**EXERCISE OBJECTIVE**
Produce the listing below again, exactly as shown.

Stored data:
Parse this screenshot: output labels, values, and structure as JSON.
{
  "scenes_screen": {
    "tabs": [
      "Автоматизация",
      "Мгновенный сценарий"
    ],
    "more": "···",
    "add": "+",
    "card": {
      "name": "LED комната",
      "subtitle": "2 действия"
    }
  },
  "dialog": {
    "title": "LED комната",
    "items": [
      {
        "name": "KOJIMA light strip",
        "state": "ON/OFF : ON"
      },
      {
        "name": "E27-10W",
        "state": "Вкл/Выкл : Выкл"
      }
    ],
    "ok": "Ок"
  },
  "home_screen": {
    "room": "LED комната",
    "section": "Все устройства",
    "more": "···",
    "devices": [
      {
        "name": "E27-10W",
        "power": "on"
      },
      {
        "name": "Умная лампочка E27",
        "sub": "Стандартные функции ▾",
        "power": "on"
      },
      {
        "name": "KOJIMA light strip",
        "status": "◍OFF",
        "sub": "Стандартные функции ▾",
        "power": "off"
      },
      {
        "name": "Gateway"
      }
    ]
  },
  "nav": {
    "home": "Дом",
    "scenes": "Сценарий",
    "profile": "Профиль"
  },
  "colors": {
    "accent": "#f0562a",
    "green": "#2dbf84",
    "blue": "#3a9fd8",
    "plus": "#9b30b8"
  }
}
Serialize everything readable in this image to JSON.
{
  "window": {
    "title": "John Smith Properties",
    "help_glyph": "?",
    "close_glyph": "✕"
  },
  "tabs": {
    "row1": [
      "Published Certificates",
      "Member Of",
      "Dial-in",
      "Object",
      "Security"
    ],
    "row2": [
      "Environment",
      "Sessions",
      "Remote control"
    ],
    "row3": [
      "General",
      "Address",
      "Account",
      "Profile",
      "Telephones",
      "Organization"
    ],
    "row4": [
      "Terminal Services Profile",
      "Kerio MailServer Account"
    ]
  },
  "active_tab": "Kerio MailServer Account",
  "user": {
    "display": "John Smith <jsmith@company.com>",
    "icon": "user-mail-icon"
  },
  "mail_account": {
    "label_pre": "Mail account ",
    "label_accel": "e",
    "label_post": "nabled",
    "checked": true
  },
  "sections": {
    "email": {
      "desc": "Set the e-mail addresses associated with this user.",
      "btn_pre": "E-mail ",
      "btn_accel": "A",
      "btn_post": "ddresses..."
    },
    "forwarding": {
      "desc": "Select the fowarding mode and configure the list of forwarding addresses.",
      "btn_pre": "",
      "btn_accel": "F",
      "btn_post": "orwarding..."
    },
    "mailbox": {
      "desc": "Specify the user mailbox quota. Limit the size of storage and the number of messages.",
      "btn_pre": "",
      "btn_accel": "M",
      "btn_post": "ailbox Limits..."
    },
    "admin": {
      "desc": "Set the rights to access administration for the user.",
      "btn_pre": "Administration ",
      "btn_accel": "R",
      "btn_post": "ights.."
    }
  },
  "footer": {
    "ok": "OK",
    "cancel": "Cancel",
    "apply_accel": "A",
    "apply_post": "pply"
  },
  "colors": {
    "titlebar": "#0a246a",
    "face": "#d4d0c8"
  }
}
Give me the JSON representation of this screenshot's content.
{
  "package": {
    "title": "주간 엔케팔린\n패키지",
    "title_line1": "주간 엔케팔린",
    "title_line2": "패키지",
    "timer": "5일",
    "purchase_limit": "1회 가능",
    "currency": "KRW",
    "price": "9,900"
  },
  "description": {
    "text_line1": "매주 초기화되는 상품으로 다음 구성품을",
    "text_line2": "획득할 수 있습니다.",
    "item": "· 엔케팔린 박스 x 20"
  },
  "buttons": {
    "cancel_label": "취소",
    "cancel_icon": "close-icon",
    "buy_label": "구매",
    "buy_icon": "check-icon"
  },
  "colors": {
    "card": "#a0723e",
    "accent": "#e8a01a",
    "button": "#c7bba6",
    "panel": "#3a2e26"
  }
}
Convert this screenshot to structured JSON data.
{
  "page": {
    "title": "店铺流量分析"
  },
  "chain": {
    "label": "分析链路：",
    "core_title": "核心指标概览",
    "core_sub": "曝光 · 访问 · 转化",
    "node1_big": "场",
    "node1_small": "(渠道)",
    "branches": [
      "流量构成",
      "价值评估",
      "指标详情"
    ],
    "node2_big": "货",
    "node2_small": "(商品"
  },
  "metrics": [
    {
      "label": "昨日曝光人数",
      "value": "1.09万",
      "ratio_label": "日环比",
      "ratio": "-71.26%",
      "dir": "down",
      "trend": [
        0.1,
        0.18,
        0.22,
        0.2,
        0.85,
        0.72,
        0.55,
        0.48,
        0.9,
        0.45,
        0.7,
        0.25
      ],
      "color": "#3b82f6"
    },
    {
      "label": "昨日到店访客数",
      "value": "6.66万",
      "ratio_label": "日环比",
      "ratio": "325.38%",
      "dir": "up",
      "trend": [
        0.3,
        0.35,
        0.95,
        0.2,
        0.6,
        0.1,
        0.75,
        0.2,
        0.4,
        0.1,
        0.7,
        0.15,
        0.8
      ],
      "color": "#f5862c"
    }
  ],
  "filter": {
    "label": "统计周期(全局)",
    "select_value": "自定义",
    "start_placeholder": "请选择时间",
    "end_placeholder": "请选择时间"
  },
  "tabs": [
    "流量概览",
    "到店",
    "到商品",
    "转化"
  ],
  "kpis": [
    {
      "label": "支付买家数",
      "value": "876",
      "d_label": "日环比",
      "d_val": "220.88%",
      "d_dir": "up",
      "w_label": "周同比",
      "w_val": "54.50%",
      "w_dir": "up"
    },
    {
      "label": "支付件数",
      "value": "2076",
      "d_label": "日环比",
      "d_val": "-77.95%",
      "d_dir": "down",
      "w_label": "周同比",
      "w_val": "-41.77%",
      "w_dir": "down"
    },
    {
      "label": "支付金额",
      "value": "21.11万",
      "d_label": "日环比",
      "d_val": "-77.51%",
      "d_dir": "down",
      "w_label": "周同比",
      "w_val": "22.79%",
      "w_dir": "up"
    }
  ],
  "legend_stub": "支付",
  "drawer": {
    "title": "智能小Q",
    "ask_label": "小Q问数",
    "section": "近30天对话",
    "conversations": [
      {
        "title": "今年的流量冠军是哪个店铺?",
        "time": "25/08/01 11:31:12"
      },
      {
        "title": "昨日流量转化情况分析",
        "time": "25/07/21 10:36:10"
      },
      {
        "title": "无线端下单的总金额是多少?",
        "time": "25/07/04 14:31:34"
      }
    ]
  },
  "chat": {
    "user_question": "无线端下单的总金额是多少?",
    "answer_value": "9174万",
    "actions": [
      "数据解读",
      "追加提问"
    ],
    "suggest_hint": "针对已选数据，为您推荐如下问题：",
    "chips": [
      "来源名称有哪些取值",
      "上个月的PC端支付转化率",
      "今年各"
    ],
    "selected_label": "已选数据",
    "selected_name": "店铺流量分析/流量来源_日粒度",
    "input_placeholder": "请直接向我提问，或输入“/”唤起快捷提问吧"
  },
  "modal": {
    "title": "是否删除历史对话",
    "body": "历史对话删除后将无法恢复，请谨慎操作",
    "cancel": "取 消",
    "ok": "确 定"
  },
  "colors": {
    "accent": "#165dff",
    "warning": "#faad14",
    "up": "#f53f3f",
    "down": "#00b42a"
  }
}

**TASK SOLUTION**
Parse this screenshot: output labels, values, and structure as JSON.
{
  "scenes_screen": {
    "tabs": [
      "Автоматизация",
      "Мгновенный сценарий"
    ],
    "more": "···",
    "add": "+",
    "card": {
      "name": "LED комната",
      "subtitle": "2 действия"
    }
  },
  "dialog": {
    "title": "LED комната",
    "items": [
      {
        "name": "KOJIMA light strip",
        "state": "ON/OFF : ON"
      },
      {
        "name": "E27-10W",
        "state": "Вкл/Выкл : Выкл"
      }
    ],
    "ok": "Ок"
  },
  "home_screen": {
    "room": "LED комната",
    "section": "Все устройства",
    "more": "···",
    "devices": [
      {
        "name": "E27-10W",
        "power": "on"
      },
      {
        "name": "Умная лампочка E27",
        "sub": "Стандартные функции ▾",
        "power": "on"
      },
      {
        "name": "KOJIMA light strip",
        "status": "◍OFF",
        "sub": "Стандартные функции ▾",
        "power": "off"
      },
      {
        "name": "Gateway"
      }
    ]
  },
  "nav": {
    "home": "Дом",
    "scenes": "Сценарий",
    "profile": "Профиль"
  },
  "colors": {
    "accent": "#f0562a",
    "green": "#2dbf84",
    "blue": "#3a9fd8",
    "plus": "#9b30b8"
  }
}
Serialize everything readable in this image to JSON.
{
  "window": {
    "title": "John Smith Properties",
    "help_glyph": "?",
    "close_glyph": "✕"
  },
  "tabs": {
    "row1": [
      "Published Certificates",
      "Member Of",
      "Dial-in",
      "Object",
      "Security"
    ],
    "row2": [
      "Environment",
      "Sessions",
      "Remote control"
    ],
    "row3": [
      "General",
      "Address",
      "Account",
      "Profile",
      "Telephones",
      "Organization"
    ],
    "row4": [
      "Terminal Services Profile",
      "Kerio MailServer Account"
    ]
  },
  "active_tab": "Kerio MailServer Account",
  "user": {
    "display": "John Smith <jsmith@company.com>",
    "icon": "user-mail-icon"
  },
  "mail_account": {
    "label_pre": "Mail account ",
    "label_accel": "e",
    "label_post": "nabled",
    "checked": true
  },
  "sections": {
    "email": {
      "desc": "Set the e-mail addresses associated with this user.",
      "btn_pre": "E-mail ",
      "btn_accel": "A",
      "btn_post": "ddresses..."
    },
    "forwarding": {
      "desc": "Select the fowarding mode and configure the list of forwarding addresses.",
      "btn_pre": "",
      "btn_accel": "F",
      "btn_post": "orwarding..."
    },
    "mailbox": {
      "desc": "Specify the user mailbox quota. Limit the size of storage and the number of messages.",
      "btn_pre": "",
      "btn_accel": "M",
      "btn_post": "ailbox Limits..."
    },
    "admin": {
      "desc": "Set the rights to access administration for the user.",
      "btn_pre": "Administration ",
      "btn_accel": "R",
      "btn_post": "ights.."
    }
  },
  "footer": {
    "ok": "OK",
    "cancel": "Cancel",
    "apply_accel": "A",
    "apply_post": "pply"
  },
  "colors": {
    "titlebar": "#0a246a",
    "face": "#d4d0c8"
  }
}
Give me the JSON representation of this screenshot's content.
{
  "package": {
    "title": "주간 엔케팔린\n패키지",
    "title_line1": "주간 엔케팔린",
    "title_line2": "패키지",
    "timer": "5일",
    "purchase_limit": "1회 가능",
    "currency": "KRW",
    "price": "9,900"
  },
  "description": {
    "text_line1": "매주 초기화되는 상품으로 다음 구성품을",
    "text_line2": "획득할 수 있습니다.",
    "item": "· 엔케팔린 박스 x 20"
  },
  "buttons": {
    "cancel_label": "취소",
    "cancel_icon": "close-icon",
    "buy_label": "구매",
    "buy_icon": "check-icon"
  },
  "colors": {
    "card": "#a0723e",
    "accent": "#e8a01a",
    "button": "#c7bba6",
    "panel": "#3a2e26"
  }
}
Convert this screenshot to structured JSON data.
{
  "page": {
    "title": "店铺流量分析"
  },
  "chain": {
    "label": "分析链路：",
    "core_title": "核心指标概览",
    "core_sub": "曝光 · 访问 · 转化",
    "node1_big": "场",
    "node1_small": "(渠道)",
    "branches": [
      "流量构成",
      "价值评估",
      "指标详情"
    ],
    "node2_big": "货",
    "node2_small": "(商品"
  },
  "metrics": [
    {
      "label": "昨日曝光人数",
      "value": "1.09万",
      "ratio_label": "日环比",
      "ratio": "-71.26%",
      "dir": "down",
      "trend": [
        0.1,
        0.18,
        0.22,
        0.2,
        0.85,
        0.72,
        0.55,
        0.48,
        0.9,
        0.45,
        0.7,
        0.25
      ],
      "color": "#3b82f6"
    },
    {
      "label": "昨日到店访客数",
      "value": "6.66万",
      "ratio_label": "日环比",
      "ratio": "325.38%",
      "dir": "up",
      "trend": [
        0.3,
        0.35,
        0.95,
        0.2,
        0.6,
        0.1,
        0.75,
        0.2,
        0.4,
        0.1,
        0.7,
        0.15,
        0.8
      ],
      "color": "#f5862c"
    }
  ],
  "filter": {
    "label": "统计周期(全局)",
    "select_value": "自定义",
    "start_placeholder": "请选择时间",
    "end_placeholder": "请选择时间"
  },
  "tabs": [
    "流量概览",
    "到店",
    "到商品",
    "转化"
  ],
  "kpis": [
    {
      "label": "支付买家数",
      "value": "876",
      "d_label": "日环比",
      "d_val": "220.88%",
      "d_dir": "up",
      "w_label": "周同比",
      "w_val": "54.50%",
      "w_dir": "up"
    },
    {
      "label": "支付件数",
      "value": "2076",
      "d_label": "日环比",
      "d_val": "-77.95%",
      "d_dir": "down",
      "w_label": "周同比",
      "w_val": "-41.77%",
      "w_dir": "down"
    },
    {
      "label": "支付金额",
      "value": "21.11万",
      "d_label": "日环比",
      "d_val": "-77.51%",
      "d_dir": "down",
      "w_label": "周同比",
      "w_val": "22.79%",
      "w_dir": "up"
    }
  ],
  "legend_stub": "支付",
  "drawer": {
    "title": "智能小Q",
    "ask_label": "小Q问数",
    "section": "近30天对话",
    "conversations": [
      {
        "title": "今年的流量冠军是哪个店铺?",
        "time": "25/08/01 11:31:12"
      },
      {
        "title": "昨日流量转化情况分析",
        "time": "25/07/21 10:36:10"
      },
      {
        "title": "无线端下单的总金额是多少?",
        "time": "25/07/04 14:31:34"
      }
    ]
  },
  "chat": {
    "user_question": "无线端下单的总金额是多少?",
    "answer_value": "9174万",
    "actions": [
      "数据解读",
      "追加提问"
    ],
    "suggest_hint": "针对已选数据，为您推荐如下问题：",
    "chips": [
      "来源名称有哪些取值",
      "上个月的PC端支付转化率",
      "今年各"
    ],
    "selected_label": "已选数据",
    "selected_name": "店铺流量分析/流量来源_日粒度",
    "input_placeholder": "请直接向我提问，或输入“/”唤起快捷提问吧"
  },
  "modal": {
    "title": "是否删除历史对话",
    "body": "历史对话删除后将无法恢复，请谨慎操作",
    "cancel": "取 消",
    "ok": "确 定"
  },
  "colors": {
    "accent": "#165dff",
    "warning": "#faad14",
    "up": "#f53f3f",
    "down": "#00b42a"
  }
}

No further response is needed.